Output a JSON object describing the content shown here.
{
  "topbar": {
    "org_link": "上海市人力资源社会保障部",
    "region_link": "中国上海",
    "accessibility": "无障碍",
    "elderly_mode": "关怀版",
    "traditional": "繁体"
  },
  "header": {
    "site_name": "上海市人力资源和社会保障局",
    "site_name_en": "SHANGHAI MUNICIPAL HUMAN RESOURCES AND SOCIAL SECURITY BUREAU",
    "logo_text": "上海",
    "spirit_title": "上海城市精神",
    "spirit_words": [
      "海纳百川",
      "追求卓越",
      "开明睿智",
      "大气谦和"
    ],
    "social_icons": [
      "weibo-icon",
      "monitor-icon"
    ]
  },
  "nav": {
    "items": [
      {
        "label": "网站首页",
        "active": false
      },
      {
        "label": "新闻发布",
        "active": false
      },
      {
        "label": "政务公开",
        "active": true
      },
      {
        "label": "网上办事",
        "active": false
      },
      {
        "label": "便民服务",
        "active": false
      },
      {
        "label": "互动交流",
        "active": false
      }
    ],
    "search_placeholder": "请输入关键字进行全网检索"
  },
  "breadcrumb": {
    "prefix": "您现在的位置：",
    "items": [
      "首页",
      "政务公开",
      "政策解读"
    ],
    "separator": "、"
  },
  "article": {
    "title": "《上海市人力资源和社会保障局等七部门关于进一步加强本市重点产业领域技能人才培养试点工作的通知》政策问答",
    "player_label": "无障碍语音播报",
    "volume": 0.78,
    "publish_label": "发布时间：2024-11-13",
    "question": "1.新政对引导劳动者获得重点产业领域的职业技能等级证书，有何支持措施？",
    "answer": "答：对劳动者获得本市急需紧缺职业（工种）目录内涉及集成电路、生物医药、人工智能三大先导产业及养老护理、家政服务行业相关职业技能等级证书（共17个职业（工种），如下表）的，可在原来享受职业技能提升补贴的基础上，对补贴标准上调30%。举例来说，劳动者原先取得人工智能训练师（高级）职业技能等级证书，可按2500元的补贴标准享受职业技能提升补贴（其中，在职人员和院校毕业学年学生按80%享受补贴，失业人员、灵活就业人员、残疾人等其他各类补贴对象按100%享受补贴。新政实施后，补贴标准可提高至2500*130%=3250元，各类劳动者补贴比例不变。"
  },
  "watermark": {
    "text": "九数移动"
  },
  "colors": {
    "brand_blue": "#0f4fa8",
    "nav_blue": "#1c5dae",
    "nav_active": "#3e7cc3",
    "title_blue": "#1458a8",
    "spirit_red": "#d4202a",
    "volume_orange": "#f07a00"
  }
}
--
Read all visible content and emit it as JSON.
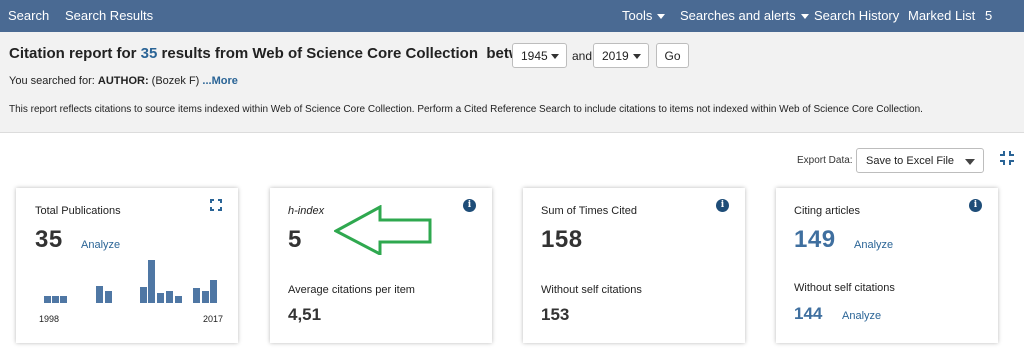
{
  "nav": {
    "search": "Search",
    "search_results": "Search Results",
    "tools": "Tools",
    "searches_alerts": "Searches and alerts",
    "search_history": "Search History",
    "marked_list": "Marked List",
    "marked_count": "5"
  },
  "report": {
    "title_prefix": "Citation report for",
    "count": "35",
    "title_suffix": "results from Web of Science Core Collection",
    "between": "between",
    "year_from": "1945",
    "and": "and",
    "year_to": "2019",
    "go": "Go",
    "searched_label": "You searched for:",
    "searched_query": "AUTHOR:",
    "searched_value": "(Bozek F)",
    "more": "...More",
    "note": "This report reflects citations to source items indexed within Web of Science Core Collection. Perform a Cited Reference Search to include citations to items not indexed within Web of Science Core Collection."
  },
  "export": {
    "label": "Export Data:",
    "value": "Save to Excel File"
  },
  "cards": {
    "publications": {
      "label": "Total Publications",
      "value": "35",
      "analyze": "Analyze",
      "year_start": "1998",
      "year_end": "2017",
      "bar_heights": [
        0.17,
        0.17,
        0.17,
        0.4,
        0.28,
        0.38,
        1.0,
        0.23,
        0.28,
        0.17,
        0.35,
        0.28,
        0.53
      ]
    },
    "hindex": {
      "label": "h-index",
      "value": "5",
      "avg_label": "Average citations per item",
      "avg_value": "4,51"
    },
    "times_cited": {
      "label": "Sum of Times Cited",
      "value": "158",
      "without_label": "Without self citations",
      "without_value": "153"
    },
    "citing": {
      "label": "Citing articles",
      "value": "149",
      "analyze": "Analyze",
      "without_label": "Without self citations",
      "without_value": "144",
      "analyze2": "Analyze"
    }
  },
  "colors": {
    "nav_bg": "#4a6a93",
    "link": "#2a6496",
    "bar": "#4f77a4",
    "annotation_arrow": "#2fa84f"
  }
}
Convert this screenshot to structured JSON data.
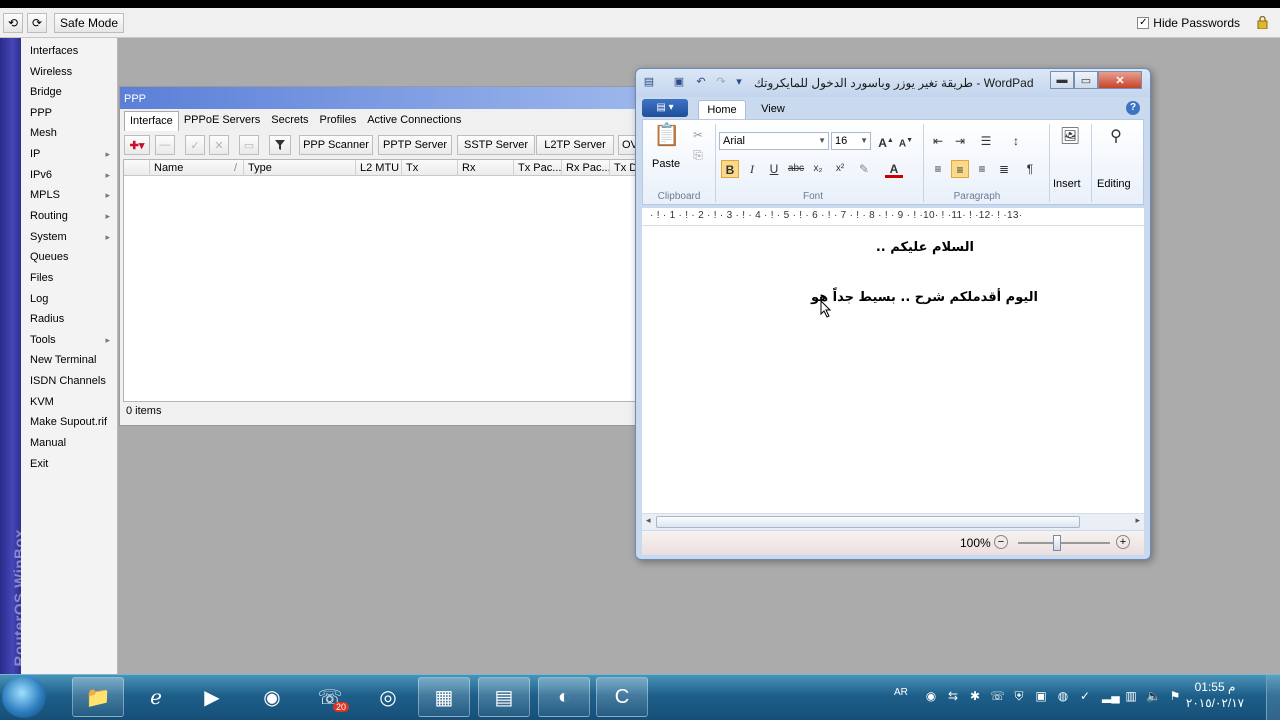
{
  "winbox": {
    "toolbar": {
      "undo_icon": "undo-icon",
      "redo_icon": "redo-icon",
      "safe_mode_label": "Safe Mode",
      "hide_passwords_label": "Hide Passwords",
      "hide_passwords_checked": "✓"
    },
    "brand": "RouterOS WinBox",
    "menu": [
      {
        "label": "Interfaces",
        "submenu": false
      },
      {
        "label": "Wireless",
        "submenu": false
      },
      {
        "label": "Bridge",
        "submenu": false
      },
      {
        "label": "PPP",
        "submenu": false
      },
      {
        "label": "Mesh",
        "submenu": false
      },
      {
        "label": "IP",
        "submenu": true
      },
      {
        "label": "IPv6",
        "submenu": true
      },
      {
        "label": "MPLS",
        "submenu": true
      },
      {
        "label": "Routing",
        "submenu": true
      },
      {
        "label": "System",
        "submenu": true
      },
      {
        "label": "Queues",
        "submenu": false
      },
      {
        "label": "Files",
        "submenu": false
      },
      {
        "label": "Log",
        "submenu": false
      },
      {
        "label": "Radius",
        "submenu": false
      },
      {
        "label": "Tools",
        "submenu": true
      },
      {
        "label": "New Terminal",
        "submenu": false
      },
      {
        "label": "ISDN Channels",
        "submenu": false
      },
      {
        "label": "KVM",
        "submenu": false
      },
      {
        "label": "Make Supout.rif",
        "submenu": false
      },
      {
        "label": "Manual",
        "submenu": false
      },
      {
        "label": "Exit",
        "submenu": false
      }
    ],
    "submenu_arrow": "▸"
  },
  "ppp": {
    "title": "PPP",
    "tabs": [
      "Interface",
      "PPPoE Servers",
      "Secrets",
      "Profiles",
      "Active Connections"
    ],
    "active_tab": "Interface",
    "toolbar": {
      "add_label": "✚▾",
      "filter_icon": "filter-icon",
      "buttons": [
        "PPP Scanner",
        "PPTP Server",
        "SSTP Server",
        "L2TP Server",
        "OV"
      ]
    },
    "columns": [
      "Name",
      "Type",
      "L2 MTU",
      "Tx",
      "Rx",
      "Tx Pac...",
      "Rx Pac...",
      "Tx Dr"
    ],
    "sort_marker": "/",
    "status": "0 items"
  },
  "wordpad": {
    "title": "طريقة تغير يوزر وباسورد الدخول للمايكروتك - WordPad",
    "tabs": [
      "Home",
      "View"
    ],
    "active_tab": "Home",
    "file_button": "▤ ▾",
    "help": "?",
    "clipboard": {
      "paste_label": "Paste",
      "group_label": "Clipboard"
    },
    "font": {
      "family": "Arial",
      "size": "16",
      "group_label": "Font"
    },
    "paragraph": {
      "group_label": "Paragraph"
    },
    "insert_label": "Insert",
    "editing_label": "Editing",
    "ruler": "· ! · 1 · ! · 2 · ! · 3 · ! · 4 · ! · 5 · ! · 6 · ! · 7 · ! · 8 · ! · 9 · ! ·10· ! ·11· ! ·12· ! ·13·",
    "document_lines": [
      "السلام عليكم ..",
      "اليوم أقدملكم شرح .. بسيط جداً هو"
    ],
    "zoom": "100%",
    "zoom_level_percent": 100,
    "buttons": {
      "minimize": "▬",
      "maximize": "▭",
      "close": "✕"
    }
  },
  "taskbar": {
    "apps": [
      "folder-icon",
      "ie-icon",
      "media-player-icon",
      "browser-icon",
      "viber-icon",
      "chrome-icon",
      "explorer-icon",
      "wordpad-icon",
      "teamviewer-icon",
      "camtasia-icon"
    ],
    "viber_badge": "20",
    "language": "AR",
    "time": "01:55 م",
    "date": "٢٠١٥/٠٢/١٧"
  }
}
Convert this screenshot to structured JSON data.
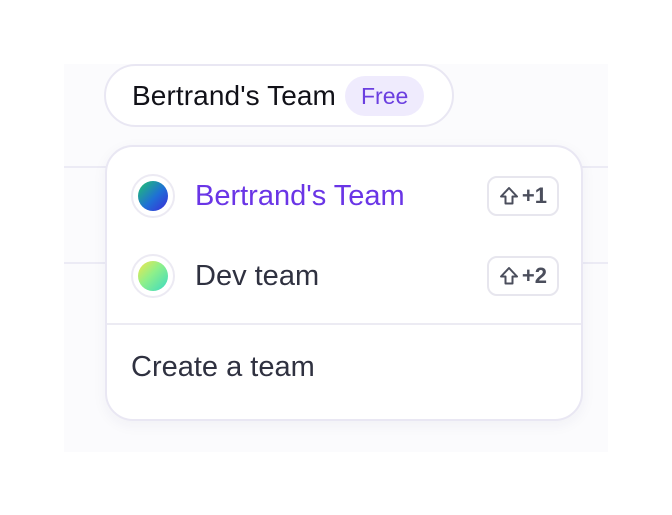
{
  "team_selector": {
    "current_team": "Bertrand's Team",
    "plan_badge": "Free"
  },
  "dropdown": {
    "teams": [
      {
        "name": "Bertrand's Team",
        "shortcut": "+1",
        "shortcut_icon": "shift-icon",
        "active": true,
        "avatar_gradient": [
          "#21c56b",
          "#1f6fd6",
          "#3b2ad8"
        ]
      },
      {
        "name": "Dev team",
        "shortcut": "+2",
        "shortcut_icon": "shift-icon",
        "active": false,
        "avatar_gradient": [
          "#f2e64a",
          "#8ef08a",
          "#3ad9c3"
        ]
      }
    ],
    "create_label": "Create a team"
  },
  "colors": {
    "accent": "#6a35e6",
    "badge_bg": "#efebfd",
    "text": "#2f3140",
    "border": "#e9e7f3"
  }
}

What is required: Locate and copy each line in the data above that includes the word "Science".

Answer in full:
    "title_suffix": "results from Web of Science Core Collection",
    "note": "This report reflects citations to source items indexed within Web of Science Core Collection. Perform a Cited Reference Search to include citations to items not indexed within Web of Science Core Collection."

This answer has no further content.